ДОКУМЕНТ:
Вы здесь

Христианство и буддизм

[1]  [2]  [3]  [4] 

Здесь совершается вступление в область совпадения противоположностей. Освободившись от всех форм, субъект стоит на границе полного освобождения также и от своего личного индивидуального бытия.

«Этот нигилистический итог», говорит Кожевников, «обозначается в системе медитаций термином заключительной, всеобъемлющей, девятой самапатти, нирода-самапатти, осуществленное прекращения, а по другой терминологии, прекращения как мысленного восприятия, так и ощущения». Эта девятая степень экстаза, наблюдаемая со стороны, «представляется в виде каталептического, бессознательного состояния, подобного глубокому сну, длившемуся иногда до семи дней, с прекращением, как полагали, всех телесных и духовных отправлений и с приближением к смерти, от которой это состояние отличается сохранением некоторой внутренней теплоты и возможностью возврата к обычному функционированию организма» (Т. 2. С. 266)26

«Святые», говорится в Виссудди-Магга, искони ценили этот транс прекращения (транс остановки всех духовных) процессов, «всегда почитали его как бы за нирвану, испытываемую уже в настоящей жизни, и потому способность достигать этого состояния, даруемая в награду за мудрость, обретаемую на путях праведности, именуется благословением, стяжаемым на оных путях» (Т. 2. С. 270)27.

Итак, говорит Кожевников, усилия буддийского мудреца

«все время направлены не к обнаружению положительной основы фактов и явлений жизненного процесса, не к выяснению того, что есть «вещей истина», а к разоблачению их отрицательных качеств, к выяснению призрачности и обманчивости вещей, действий и явлений, составляющих содержание жизни. Всюду в этой сложной, полуфилософской, полумистической работе пробивается непрерывное стремление не к величайшей реальности, не к абсолютному бытию, к Богу, а к уменьшению интенсивности бытия, к слиянию саморазлагающегося и искусственно разлагаемого живущего существа с абсолютным небытием, с нирваной. Это не рост духа, составляющий цель христианской аскетики и мистики: это, выражаясь подлинными словами буддизма, «прекращение духа». «Достижение» полагается здесь не в умножении данного уже жизнью, а в утрате его; задача, — опять в полную противоположность христианству, — здесь не в очищении и обожении чувств, желаний и мыслей, а в полном «угашении» их. Аффекты мирские не сменяются жаждой небесного, вечного, божественного; любовь земная не перерождается в любовь божественную, и личность, подвизающаяся по стези мудрости и праведности, в конце концов сливается не с Богом, «наполняющим всяческое во всем», а со всепоглощающим Ничто».

ЛИСТИНГ:
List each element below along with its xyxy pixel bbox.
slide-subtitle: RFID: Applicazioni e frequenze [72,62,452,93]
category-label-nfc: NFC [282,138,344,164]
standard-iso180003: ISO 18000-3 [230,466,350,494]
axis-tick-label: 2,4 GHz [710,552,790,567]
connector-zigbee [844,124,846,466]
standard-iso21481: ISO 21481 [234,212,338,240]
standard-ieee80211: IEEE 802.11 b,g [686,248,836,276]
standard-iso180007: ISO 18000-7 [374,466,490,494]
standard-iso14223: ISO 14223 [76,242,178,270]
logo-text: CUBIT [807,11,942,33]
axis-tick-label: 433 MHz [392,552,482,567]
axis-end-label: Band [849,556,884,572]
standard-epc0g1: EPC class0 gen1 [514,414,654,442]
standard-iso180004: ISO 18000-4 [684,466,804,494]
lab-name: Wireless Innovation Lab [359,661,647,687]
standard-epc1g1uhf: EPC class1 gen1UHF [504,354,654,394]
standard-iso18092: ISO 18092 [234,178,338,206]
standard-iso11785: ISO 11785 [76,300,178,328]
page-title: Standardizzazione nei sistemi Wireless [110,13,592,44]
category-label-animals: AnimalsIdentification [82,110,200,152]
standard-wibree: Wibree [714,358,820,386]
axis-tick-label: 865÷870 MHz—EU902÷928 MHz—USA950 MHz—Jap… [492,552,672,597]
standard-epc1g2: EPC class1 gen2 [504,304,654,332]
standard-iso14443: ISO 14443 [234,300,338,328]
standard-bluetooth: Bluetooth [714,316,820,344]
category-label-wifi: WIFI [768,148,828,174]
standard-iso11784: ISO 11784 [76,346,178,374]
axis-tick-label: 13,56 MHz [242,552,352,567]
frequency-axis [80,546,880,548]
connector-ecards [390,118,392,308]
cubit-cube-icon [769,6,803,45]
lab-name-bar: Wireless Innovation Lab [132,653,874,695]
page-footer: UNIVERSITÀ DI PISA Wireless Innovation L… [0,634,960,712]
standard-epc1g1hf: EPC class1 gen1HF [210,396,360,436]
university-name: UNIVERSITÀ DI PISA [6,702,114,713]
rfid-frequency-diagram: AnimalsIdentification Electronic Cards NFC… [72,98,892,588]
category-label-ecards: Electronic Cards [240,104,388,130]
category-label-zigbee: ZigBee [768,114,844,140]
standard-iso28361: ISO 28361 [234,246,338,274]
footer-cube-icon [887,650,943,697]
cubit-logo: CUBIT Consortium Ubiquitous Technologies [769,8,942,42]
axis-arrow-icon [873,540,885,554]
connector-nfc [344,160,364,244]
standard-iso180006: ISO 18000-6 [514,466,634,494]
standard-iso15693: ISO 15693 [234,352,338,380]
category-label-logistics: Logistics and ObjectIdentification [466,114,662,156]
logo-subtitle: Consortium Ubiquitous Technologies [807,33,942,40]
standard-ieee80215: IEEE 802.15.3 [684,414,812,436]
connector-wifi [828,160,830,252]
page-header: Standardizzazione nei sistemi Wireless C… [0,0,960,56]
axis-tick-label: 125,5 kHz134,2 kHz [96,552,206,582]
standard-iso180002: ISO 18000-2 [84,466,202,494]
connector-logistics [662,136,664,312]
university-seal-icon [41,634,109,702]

ЗАДАНИЯ:
(1) Перепишите дословно фрагмент текста о христианстве и буддизме: начните со слов «Христианство и буддизм» и остановитесь после слов «личного индивидуального бытия.».
(2) Ответьте на вопросы по тексту о христианстве и буддизме.
(a) Сколько дней, согласно тексту, иногда длилось каталептическое состояние девятой степени экстаза?
(b) За что, по словам Виссудди-Магги, святые всегда почитали транс прекращения?
(c) С чем в конце концов сливается личность, подвизающаяся по стези мудрости и праведности?

РЕШЕНИЯ ПО ЗАДАНИЯМ:
(1)
Христианство и буддизм

[1]  [2]  [3]  [4] 

Здесь совершается вступление в область совпадения противоположностей. Освободившись от всех форм, субъект стоит на границе полного освобождения также и от своего личного индивидуального бытия.

(2)
(a) До семи дней.
(b) Как бы за нирвану, испытываемую уже в настоящей жизни.
(c) Не с Богом, а со всепоглощающим Ничто.